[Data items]

===============

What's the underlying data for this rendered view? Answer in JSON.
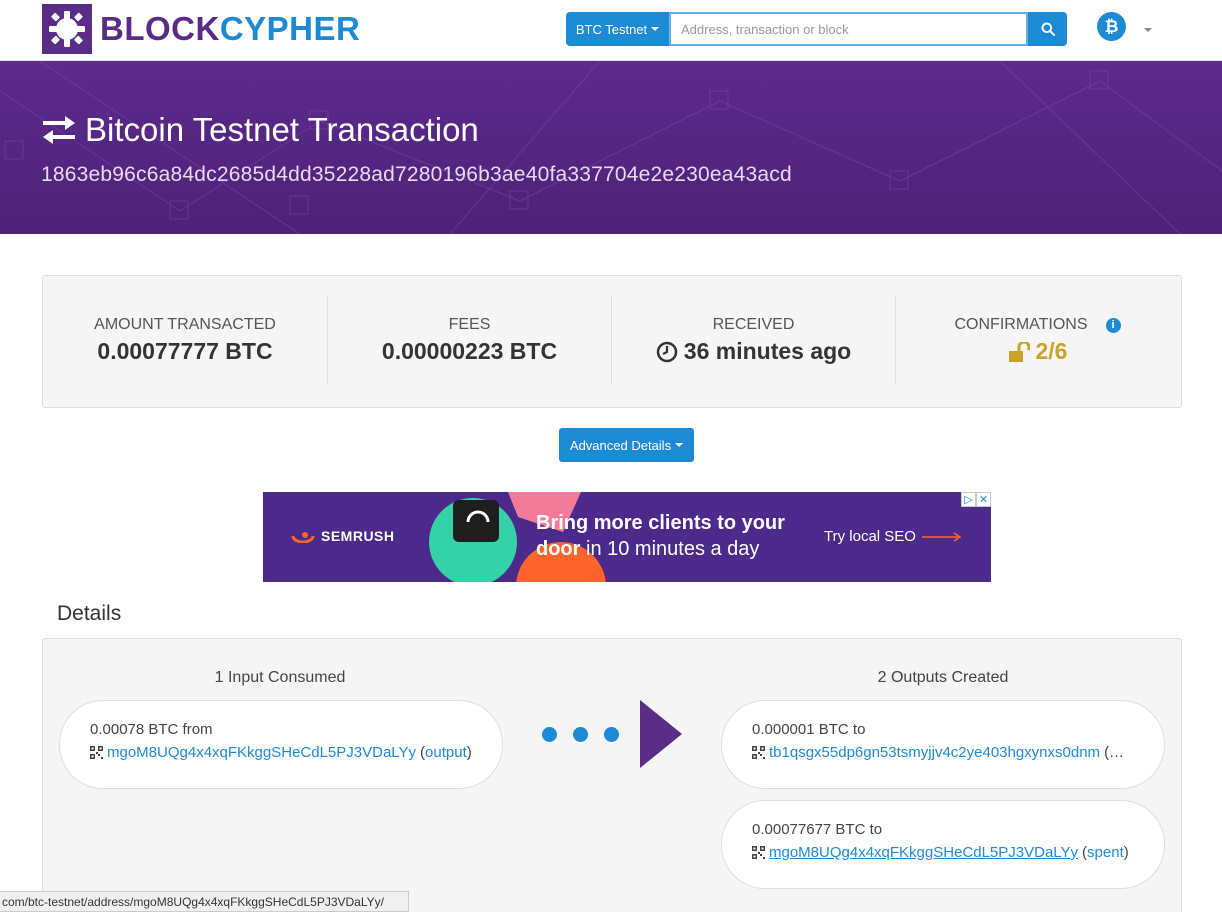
{
  "nav": {
    "logo_a": "BLOCK",
    "logo_b": "CYPHER",
    "network_label": "BTC Testnet",
    "search_placeholder": "Address, transaction or block",
    "currency_icon": "bitcoin-icon"
  },
  "hero": {
    "title": "Bitcoin Testnet Transaction",
    "hash": "1863eb96c6a84dc2685d4dd35228ad7280196b3ae40fa337704e2e230ea43acd"
  },
  "summary": {
    "amount_label": "AMOUNT TRANSACTED",
    "amount_value": "0.00077777 BTC",
    "fees_label": "FEES",
    "fees_value": "0.00000223 BTC",
    "received_label": "RECEIVED",
    "received_value": "36 minutes ago",
    "confirmations_label": "CONFIRMATIONS",
    "confirmations_value": "2/6",
    "colors": {
      "confirmations": "#c9a227",
      "accent": "#1d8ad6",
      "brand": "#5b2c86"
    }
  },
  "advanced_button": "Advanced Details",
  "ad": {
    "brand": "SEMRUSH",
    "headline_bold": "Bring more clients to your door",
    "headline_rest": " in 10 minutes a day",
    "cta": "Try local SEO"
  },
  "details": {
    "title": "Details",
    "inputs_heading": "1 Input Consumed",
    "outputs_heading": "2 Outputs Created",
    "inputs": [
      {
        "amount": "0.00078 BTC from",
        "address": "mgoM8UQg4x4xqFKkggSHeCdL5PJ3VDaLYy",
        "open": "(",
        "tag": "output",
        "close": ")"
      }
    ],
    "outputs": [
      {
        "amount": "0.000001 BTC to",
        "address": "tb1qsgx55dp6gn53tsmyjjv4c2ye403hgxynxs0dnm",
        "open": "(…",
        "tag": "",
        "close": ""
      },
      {
        "amount": "0.00077677 BTC to",
        "address": "mgoM8UQg4x4xqFKkggSHeCdL5PJ3VDaLYy",
        "open": "(",
        "tag": "spent",
        "close": ")"
      }
    ]
  },
  "statusbar": "com/btc-testnet/address/mgoM8UQg4x4xqFKkggSHeCdL5PJ3VDaLYy/"
}
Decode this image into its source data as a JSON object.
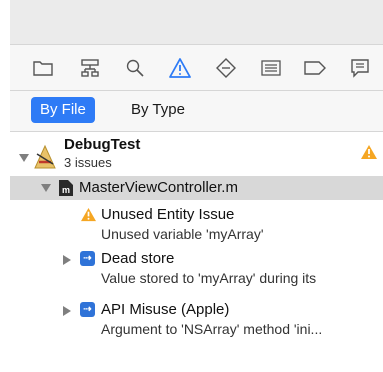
{
  "navigator": {
    "icons": [
      {
        "name": "folder-icon"
      },
      {
        "name": "hierarchy-icon"
      },
      {
        "name": "search-icon"
      },
      {
        "name": "warning-icon",
        "selected": true,
        "color": "#2e7bf6"
      },
      {
        "name": "diamond-icon"
      },
      {
        "name": "list-icon"
      },
      {
        "name": "breakpoint-icon"
      },
      {
        "name": "report-icon"
      }
    ],
    "filter": {
      "by_file": "By File",
      "by_type": "By Type"
    }
  },
  "issues": {
    "project": {
      "name": "DebugTest",
      "count": "3 issues"
    },
    "file": {
      "name": "MasterViewController.m"
    },
    "items": [
      {
        "title": "Unused Entity Issue",
        "detail": "Unused variable 'myArray'",
        "icon": "warning-icon"
      },
      {
        "title": "Dead store",
        "detail": "Value stored to 'myArray' during its",
        "icon": "analyzer-icon"
      },
      {
        "title": "API Misuse (Apple)",
        "detail": "Argument to 'NSArray' method 'ini...",
        "icon": "analyzer-icon"
      }
    ]
  },
  "colors": {
    "accent": "#2e7bf6",
    "warning": "#f5a623",
    "analyzer": "#2f73d8"
  }
}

===============

### [WORK TO COMPLETE]
Set down the lines of the records above exactly, apart from the pictures.

### [EXERCISE SOLUTION]
What's the underlying data for this rendered view? Answer in JSON.
{
  "nav": {
    "logo_a": "BLOCK",
    "logo_b": "CYPHER",
    "network_label": "BTC Testnet",
    "search_placeholder": "Address, transaction or block",
    "currency_icon": "bitcoin-icon"
  },
  "hero": {
    "title": "Bitcoin Testnet Transaction",
    "hash": "1863eb96c6a84dc2685d4dd35228ad7280196b3ae40fa337704e2e230ea43acd"
  },
  "summary": {
    "amount_label": "AMOUNT TRANSACTED",
    "amount_value": "0.00077777 BTC",
    "fees_label": "FEES",
    "fees_value": "0.00000223 BTC",
    "received_label": "RECEIVED",
    "received_value": "36 minutes ago",
    "confirmations_label": "CONFIRMATIONS",
    "confirmations_value": "2/6",
    "colors": {
      "confirmations": "#c9a227",
      "accent": "#1d8ad6",
      "brand": "#5b2c86"
    }
  },
  "advanced_button": "Advanced Details",
  "ad": {
    "brand": "SEMRUSH",
    "headline_bold": "Bring more clients to your door",
    "headline_rest": " in 10 minutes a day",
    "cta": "Try local SEO"
  },
  "details": {
    "title": "Details",
    "inputs_heading": "1 Input Consumed",
    "outputs_heading": "2 Outputs Created",
    "inputs": [
      {
        "amount": "0.00078 BTC from",
        "address": "mgoM8UQg4x4xqFKkggSHeCdL5PJ3VDaLYy",
        "open": "(",
        "tag": "output",
        "close": ")"
      }
    ],
    "outputs": [
      {
        "amount": "0.000001 BTC to",
        "address": "tb1qsgx55dp6gn53tsmyjjv4c2ye403hgxynxs0dnm",
        "open": "(…",
        "tag": "",
        "close": ""
      },
      {
        "amount": "0.00077677 BTC to",
        "address": "mgoM8UQg4x4xqFKkggSHeCdL5PJ3VDaLYy",
        "open": "(",
        "tag": "spent",
        "close": ")"
      }
    ]
  },
  "statusbar": "com/btc-testnet/address/mgoM8UQg4x4xqFKkggSHeCdL5PJ3VDaLYy/"
}
Decode this image into its source data as a JSON object.
{
  "navigator": {
    "icons": [
      {
        "name": "folder-icon"
      },
      {
        "name": "hierarchy-icon"
      },
      {
        "name": "search-icon"
      },
      {
        "name": "warning-icon",
        "selected": true,
        "color": "#2e7bf6"
      },
      {
        "name": "diamond-icon"
      },
      {
        "name": "list-icon"
      },
      {
        "name": "breakpoint-icon"
      },
      {
        "name": "report-icon"
      }
    ],
    "filter": {
      "by_file": "By File",
      "by_type": "By Type"
    }
  },
  "issues": {
    "project": {
      "name": "DebugTest",
      "count": "3 issues"
    },
    "file": {
      "name": "MasterViewController.m"
    },
    "items": [
      {
        "title": "Unused Entity Issue",
        "detail": "Unused variable 'myArray'",
        "icon": "warning-icon"
      },
      {
        "title": "Dead store",
        "detail": "Value stored to 'myArray' during its",
        "icon": "analyzer-icon"
      },
      {
        "title": "API Misuse (Apple)",
        "detail": "Argument to 'NSArray' method 'ini...",
        "icon": "analyzer-icon"
      }
    ]
  },
  "colors": {
    "accent": "#2e7bf6",
    "warning": "#f5a623",
    "analyzer": "#2f73d8"
  }
}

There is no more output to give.